### AVAILABLE DATA
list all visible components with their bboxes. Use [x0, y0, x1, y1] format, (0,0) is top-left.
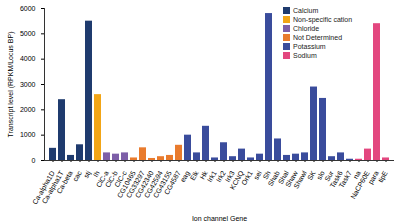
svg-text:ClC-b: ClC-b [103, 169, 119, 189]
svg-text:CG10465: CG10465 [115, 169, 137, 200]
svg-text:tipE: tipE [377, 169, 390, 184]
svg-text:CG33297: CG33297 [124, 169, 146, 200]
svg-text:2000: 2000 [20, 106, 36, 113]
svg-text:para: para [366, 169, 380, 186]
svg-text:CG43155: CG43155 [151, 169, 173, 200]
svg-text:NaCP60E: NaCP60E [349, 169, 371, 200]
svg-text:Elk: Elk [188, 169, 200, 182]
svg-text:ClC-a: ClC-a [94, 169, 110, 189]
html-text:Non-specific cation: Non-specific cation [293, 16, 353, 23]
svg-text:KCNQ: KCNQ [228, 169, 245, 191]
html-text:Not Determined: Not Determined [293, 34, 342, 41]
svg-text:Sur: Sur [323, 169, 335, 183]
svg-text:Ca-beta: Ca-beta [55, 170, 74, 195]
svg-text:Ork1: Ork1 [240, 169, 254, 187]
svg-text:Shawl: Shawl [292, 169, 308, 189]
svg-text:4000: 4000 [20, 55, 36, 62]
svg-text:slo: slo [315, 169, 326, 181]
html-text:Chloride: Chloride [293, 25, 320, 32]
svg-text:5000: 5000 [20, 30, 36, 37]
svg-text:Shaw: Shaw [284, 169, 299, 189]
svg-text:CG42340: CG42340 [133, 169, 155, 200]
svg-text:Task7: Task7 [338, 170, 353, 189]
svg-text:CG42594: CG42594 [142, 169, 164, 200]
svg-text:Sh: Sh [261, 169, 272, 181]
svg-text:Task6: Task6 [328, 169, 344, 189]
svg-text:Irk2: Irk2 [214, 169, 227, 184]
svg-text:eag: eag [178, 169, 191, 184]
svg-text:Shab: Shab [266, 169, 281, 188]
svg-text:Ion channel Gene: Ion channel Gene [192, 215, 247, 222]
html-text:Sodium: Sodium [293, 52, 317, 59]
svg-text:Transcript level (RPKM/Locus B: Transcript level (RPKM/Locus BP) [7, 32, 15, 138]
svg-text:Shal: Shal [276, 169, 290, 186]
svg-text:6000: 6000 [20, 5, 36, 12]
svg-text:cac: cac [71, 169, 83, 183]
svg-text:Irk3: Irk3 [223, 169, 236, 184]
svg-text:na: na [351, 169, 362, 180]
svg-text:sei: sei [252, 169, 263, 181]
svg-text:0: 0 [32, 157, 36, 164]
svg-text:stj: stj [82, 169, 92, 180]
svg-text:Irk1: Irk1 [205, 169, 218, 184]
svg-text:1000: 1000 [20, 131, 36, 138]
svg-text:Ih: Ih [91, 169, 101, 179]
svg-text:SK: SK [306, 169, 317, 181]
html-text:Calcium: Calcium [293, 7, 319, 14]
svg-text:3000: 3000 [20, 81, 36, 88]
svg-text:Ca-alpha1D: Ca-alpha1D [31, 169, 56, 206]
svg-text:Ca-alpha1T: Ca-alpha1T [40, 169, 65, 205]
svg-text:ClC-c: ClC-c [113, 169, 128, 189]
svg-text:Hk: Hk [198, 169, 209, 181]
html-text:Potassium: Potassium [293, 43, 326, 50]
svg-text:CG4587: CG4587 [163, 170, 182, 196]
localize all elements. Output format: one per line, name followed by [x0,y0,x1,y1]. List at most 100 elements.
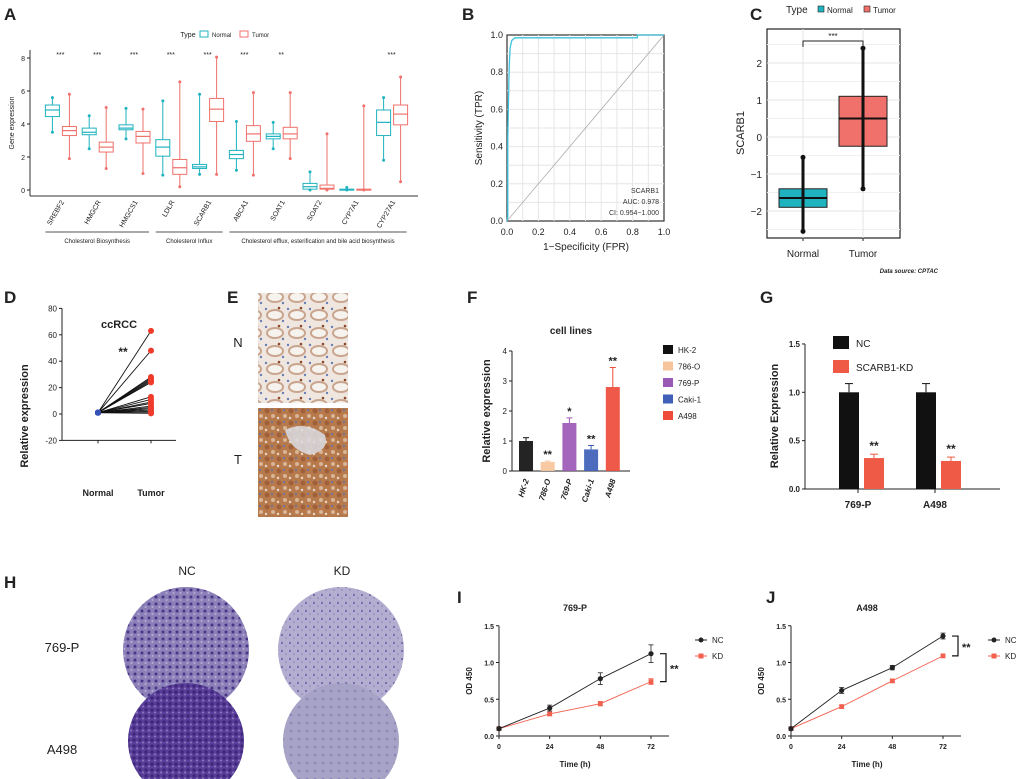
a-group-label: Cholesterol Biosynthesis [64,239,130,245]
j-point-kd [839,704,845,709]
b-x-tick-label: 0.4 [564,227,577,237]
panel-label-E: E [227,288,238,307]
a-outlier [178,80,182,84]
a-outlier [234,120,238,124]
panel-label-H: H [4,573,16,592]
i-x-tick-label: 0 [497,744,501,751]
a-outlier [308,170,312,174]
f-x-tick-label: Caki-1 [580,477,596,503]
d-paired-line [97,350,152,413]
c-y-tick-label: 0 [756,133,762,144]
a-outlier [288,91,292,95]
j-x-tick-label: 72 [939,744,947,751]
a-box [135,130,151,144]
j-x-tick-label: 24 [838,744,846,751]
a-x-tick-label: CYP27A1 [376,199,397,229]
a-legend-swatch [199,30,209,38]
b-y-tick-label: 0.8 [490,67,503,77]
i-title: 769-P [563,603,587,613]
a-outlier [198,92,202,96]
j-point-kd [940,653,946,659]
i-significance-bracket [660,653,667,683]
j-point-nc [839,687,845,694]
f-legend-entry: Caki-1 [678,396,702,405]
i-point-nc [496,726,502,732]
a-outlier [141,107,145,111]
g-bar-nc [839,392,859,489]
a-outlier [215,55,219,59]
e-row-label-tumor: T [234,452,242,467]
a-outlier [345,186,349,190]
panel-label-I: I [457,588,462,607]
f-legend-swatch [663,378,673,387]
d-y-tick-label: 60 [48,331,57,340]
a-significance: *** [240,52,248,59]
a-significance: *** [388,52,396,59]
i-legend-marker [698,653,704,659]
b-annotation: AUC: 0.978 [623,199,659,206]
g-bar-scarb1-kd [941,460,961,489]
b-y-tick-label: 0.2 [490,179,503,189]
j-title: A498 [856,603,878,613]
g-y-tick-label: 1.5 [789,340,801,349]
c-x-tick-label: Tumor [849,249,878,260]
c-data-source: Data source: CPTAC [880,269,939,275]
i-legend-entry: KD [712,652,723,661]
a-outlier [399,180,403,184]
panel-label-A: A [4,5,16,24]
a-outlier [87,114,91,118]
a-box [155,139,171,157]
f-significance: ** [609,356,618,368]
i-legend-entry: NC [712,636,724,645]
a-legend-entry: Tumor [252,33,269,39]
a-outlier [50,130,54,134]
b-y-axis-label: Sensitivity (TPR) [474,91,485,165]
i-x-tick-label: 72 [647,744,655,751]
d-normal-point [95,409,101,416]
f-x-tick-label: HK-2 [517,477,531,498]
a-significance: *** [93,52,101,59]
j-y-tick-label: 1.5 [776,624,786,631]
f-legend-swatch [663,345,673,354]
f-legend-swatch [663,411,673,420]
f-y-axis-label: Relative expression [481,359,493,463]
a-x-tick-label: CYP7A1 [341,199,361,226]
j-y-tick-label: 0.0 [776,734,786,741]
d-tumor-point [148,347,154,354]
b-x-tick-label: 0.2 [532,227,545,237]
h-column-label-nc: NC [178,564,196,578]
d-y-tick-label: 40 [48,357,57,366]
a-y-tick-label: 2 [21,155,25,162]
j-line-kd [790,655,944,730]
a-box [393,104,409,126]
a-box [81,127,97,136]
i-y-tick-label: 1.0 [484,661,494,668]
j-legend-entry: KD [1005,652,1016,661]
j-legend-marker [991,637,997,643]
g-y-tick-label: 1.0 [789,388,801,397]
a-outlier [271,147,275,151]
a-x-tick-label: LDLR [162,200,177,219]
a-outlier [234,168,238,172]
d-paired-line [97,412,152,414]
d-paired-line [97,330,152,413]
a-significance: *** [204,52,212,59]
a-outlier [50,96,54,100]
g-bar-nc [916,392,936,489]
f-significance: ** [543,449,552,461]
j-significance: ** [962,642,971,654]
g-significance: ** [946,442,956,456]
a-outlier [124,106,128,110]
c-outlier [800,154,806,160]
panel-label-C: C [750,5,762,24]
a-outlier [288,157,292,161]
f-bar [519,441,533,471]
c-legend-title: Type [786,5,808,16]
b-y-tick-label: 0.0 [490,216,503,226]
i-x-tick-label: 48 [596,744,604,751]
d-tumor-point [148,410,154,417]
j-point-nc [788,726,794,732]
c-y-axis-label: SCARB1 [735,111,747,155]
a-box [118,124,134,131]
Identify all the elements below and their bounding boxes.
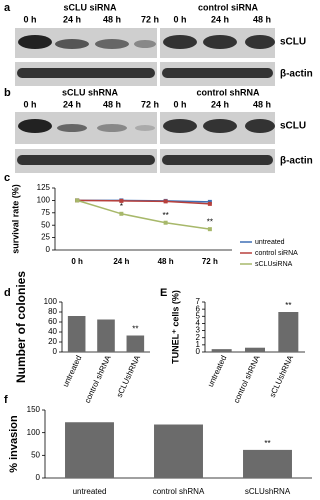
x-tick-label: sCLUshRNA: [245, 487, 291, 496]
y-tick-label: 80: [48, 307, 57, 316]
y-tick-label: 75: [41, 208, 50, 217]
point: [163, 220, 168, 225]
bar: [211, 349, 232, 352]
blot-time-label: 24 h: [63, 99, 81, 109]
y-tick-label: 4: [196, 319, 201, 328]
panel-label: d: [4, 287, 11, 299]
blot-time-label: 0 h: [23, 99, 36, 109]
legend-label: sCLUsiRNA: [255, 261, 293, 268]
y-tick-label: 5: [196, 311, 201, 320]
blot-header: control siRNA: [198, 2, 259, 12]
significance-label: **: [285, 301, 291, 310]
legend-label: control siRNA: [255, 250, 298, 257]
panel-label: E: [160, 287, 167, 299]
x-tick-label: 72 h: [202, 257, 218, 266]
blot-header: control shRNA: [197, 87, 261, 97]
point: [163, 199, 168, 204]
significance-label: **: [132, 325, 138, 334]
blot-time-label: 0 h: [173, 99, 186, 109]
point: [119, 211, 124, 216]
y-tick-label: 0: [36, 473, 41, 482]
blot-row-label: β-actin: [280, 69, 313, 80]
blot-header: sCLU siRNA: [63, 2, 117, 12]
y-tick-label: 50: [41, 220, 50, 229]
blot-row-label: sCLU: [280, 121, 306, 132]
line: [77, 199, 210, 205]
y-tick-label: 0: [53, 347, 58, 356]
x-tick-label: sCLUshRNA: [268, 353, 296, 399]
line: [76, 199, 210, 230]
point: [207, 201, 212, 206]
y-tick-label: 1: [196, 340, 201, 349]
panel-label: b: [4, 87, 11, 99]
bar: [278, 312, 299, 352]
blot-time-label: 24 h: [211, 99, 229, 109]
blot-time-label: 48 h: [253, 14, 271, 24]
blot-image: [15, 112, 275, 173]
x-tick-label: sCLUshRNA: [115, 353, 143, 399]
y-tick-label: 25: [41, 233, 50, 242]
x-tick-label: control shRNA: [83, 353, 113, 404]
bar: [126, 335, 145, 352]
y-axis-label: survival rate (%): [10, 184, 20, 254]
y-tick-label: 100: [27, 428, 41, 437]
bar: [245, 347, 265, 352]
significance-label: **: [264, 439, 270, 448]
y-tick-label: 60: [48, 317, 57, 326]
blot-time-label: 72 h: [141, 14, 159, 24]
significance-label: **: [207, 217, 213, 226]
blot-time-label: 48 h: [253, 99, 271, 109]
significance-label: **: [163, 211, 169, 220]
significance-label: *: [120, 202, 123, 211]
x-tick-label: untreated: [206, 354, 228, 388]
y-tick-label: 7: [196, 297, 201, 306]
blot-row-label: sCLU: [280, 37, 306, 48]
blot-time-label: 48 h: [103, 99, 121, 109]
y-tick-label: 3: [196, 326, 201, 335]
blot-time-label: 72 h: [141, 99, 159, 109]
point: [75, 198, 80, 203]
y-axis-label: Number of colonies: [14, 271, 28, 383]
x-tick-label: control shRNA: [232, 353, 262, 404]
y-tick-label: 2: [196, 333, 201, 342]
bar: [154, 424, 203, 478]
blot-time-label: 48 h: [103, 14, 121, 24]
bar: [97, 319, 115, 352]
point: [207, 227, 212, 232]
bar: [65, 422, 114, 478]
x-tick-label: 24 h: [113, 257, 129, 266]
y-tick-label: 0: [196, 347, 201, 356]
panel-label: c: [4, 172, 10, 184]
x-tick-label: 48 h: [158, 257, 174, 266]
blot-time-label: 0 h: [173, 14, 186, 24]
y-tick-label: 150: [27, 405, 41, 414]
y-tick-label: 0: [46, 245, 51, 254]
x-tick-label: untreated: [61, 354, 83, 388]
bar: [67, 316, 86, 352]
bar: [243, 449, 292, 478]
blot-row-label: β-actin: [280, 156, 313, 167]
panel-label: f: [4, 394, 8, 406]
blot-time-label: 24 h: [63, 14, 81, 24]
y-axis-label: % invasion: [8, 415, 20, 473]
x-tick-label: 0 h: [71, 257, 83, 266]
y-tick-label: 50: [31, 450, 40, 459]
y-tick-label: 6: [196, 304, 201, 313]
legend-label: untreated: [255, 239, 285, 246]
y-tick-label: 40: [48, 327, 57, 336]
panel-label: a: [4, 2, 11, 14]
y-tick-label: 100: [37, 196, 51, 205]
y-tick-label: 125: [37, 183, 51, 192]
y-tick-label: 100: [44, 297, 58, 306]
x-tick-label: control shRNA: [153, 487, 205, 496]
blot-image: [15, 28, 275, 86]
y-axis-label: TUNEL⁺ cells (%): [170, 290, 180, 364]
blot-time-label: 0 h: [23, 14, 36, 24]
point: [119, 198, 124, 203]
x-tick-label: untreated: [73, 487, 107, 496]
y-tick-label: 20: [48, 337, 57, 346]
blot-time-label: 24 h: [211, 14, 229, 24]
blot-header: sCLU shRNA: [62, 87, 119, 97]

### WORK ITEM
Among the lines above, find those holding the word "html" and state how many there are, number only.

### TASK ANSWER
6